*READING PASSAGE:*
───

The announcement by the Reserve Bank of India to keep its key policy rates unchanged has triggered a positive sentiment in the home loan market. With the RBI keeping the repo rate unchanged at 7.75 per cent, reverse repo rate at 6.75 per cent and the cash reserve ratio at 4 per cent, major banks including private and public sector banks have reduced home loan rates persuading home buyers to borrow. While the move to keep the policy rates unchanged has been welcomed by the real estate sector facing sluggish sales, financial experts believe that the rising inflation rates may force the RBI to take a completely different position in their next meeting in January 2014. Let us take a look at the way lending rates for loans have panned out in the current year and expectations from 2014.
Understanding Repo Rates, Reverse Repo Rate and CRR: Before understanding how the RBI's monetary policy affects loan interest rates, it is essential to understand repo rate and CRR figures. Simply speaking repo rate is the rate at which the Reserve Bank of India lends money to various commercial banks. All commercial banks need to deposit a minimum amount of money with the Reserve bank of India as bank deposits known as the CRR or cash reserve ratio. Reverse repo rate as the name suggests is the rate at which RBI borrows money from commercial banks. Most commercial banks are happy to lend money to the RBI in an economic scenario of higher reverse repo rates. RBI uses the reverse repo rate as a tool to drain out access money from the banking system if necessary. Repo Rates and CRR when lowered offer a positive market sentiment for banks to offer low interest loans. The downside of cheaper loan interest rates is that the fixed deposit rates also get proportionally lower to balance the overall financial market equilibrium.

───

*PROVIDED INFORMATION:*
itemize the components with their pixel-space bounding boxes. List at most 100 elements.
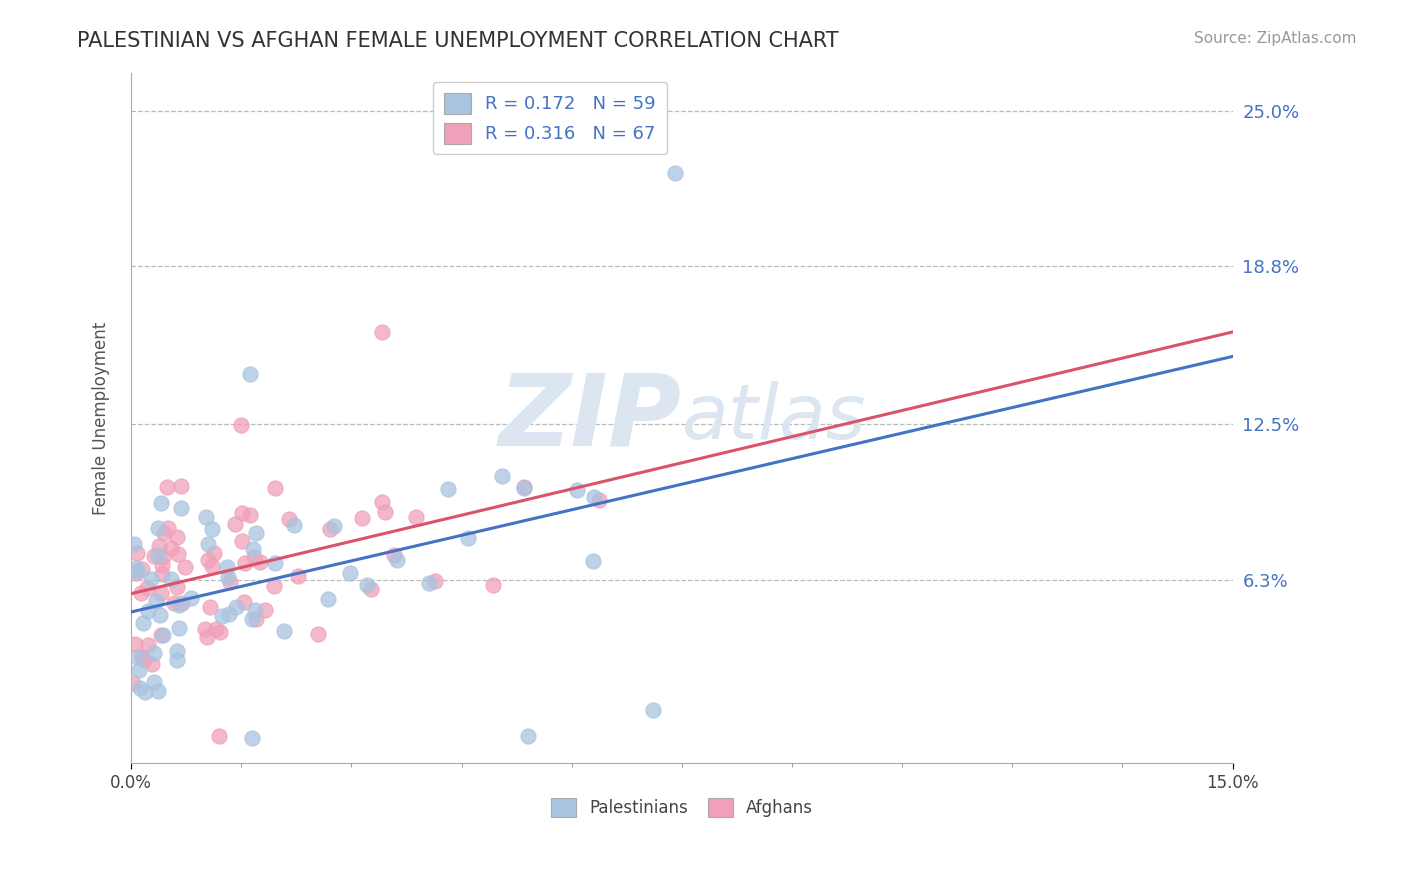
Point [360,582,382,597]
Point [141,657,163,672]
Point [239,368,262,382]
Point [307,627,329,641]
Point [201,522,224,536]
Point [150,558,173,572]
Point [197,537,219,551]
Point [319,522,342,536]
Point [218,607,240,621]
Point [145,594,167,608]
Point [125,546,148,560]
Point [211,609,233,624]
Point [131,562,153,576]
Point [233,556,256,570]
Point [582,554,605,568]
Point [194,622,217,636]
Point [170,479,193,493]
Point [565,483,588,497]
Point [131,649,153,664]
Point [150,585,173,599]
Point [263,579,285,593]
Point [129,681,152,695]
Point [125,561,148,575]
Point [425,574,447,589]
Point [352,510,374,524]
Point [146,684,169,698]
Point [167,547,190,561]
Point [180,591,202,605]
Point [142,549,165,563]
Point [197,553,219,567]
Point [148,540,170,554]
Point [163,596,186,610]
Text: PALESTINIAN VS AFGHAN FEMALE UNEMPLOYMENT CORRELATION CHART: PALESTINIAN VS AFGHAN FEMALE UNEMPLOYMEN… [77,31,839,51]
Point [588,493,610,508]
Point [491,468,513,483]
Point [170,596,193,610]
Point [142,646,165,660]
Point [156,480,179,494]
Point [225,599,247,614]
Point [153,525,176,540]
Text: Source: ZipAtlas.com: Source: ZipAtlas.com [1194,31,1357,46]
Point [122,676,145,690]
Point [139,572,162,586]
Point [240,612,263,626]
Point [371,325,394,339]
Point [323,518,346,533]
Point [201,558,224,573]
Point [166,530,188,544]
Point [194,510,217,524]
Point [215,560,238,574]
Point [370,495,392,509]
Point [339,566,361,580]
Point [136,581,159,595]
Point [129,586,152,600]
Point [166,653,188,667]
Point [148,548,170,562]
Point [217,570,239,584]
Point [356,578,378,592]
Point [243,603,266,617]
Point [167,599,190,613]
Point [231,418,253,433]
Point [243,550,266,565]
Point [146,521,169,535]
Point [287,569,309,583]
Text: atlas: atlas [682,381,866,455]
Point [233,595,256,609]
Point [166,580,188,594]
Point [513,481,536,495]
Point [418,575,440,590]
Y-axis label: Female Unemployment: Female Unemployment [93,321,110,515]
Point [231,506,253,520]
Point [149,607,172,622]
Point [385,553,408,567]
Point [437,483,460,497]
Point [481,578,503,592]
Point [641,703,664,717]
Point [318,592,340,607]
Point [159,572,181,586]
Point [122,536,145,550]
Point [218,575,240,590]
Point [382,548,405,562]
Point [150,567,173,582]
Point [253,603,276,617]
Point [224,516,246,531]
Point [204,622,226,636]
Point [150,628,173,642]
Point [138,604,160,618]
Point [231,533,253,548]
Point [159,541,181,555]
Point [127,650,149,665]
Point [124,637,146,651]
Point [245,525,267,540]
Point [278,512,301,526]
Point [149,496,172,510]
Point [127,564,149,578]
Point [138,638,160,652]
Point [209,624,232,639]
Point [152,549,174,564]
Point [142,674,165,689]
Point [664,166,686,180]
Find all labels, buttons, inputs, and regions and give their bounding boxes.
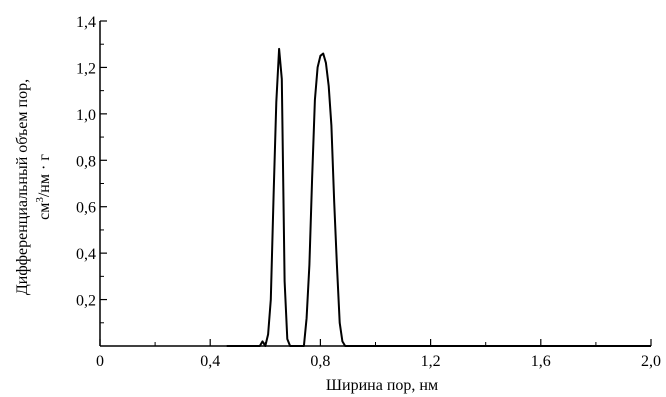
y-axis-title-line2: см3/нм · г [34, 154, 53, 220]
y-tick-label: 1,2 [76, 60, 96, 77]
x-tick-label: 0 [96, 353, 104, 370]
x-tick-label: 2,0 [641, 353, 661, 370]
ticks [99, 20, 652, 346]
y-axis-title-line1: Дифференциальный объем пор, [14, 79, 31, 295]
y-tick-label: 1,4 [76, 14, 96, 31]
x-tick-label: 0,8 [310, 353, 330, 370]
y-axis-title-2: см3/нм · г [34, 154, 53, 220]
x-axis-title: Ширина пор, нм [326, 377, 438, 394]
x-tick-label: 1,6 [531, 353, 551, 370]
series [226, 47, 651, 347]
y-tick-label: 0,8 [76, 153, 96, 170]
y-tick-label: 1,0 [76, 107, 96, 124]
y-tick-label: 0,4 [76, 246, 96, 263]
tick-labels: 0 0,4 0,8 1,2 1,6 2,0 0,2 0,4 0,6 0,8 1,0 1,2 1,4 [76, 14, 661, 370]
y-unit-sup: 3 [34, 197, 46, 203]
x-tick-label: 0,4 [200, 353, 220, 370]
y-tick-label: 0,6 [76, 200, 96, 217]
y-unit-prefix: см [36, 203, 53, 220]
axes [99, 21, 651, 347]
series-line [226, 47, 651, 347]
y-axis-title: Дифференциальный объем пор, [14, 79, 31, 295]
y-tick-label: 0,2 [76, 293, 96, 310]
x-tick-label: 1,2 [421, 353, 441, 370]
y-unit-suffix: /нм · г [36, 154, 53, 197]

───

*WHAT THE TASK ASKS:* Echo the passage on RBI policy rates and home loans word for word, from "The announcement by" up to and including "expectations from 2014.". The records were taken from a different source.

*ANSWER TO THE EXERCISE:*
The announcement by the Reserve Bank of India to keep its key policy rates unchanged has triggered a positive sentiment in the home loan market. With the RBI keeping the repo rate unchanged at 7.75 per cent, reverse repo rate at 6.75 per cent and the cash reserve ratio at 4 per cent, major banks including private and public sector banks have reduced home loan rates persuading home buyers to borrow. While the move to keep the policy rates unchanged has been welcomed by the real estate sector facing sluggish sales, financial experts believe that the rising inflation rates may force the RBI to take a completely different position in their next meeting in January 2014. Let us take a look at the way lending rates for loans have panned out in the current year and expectations from 2014.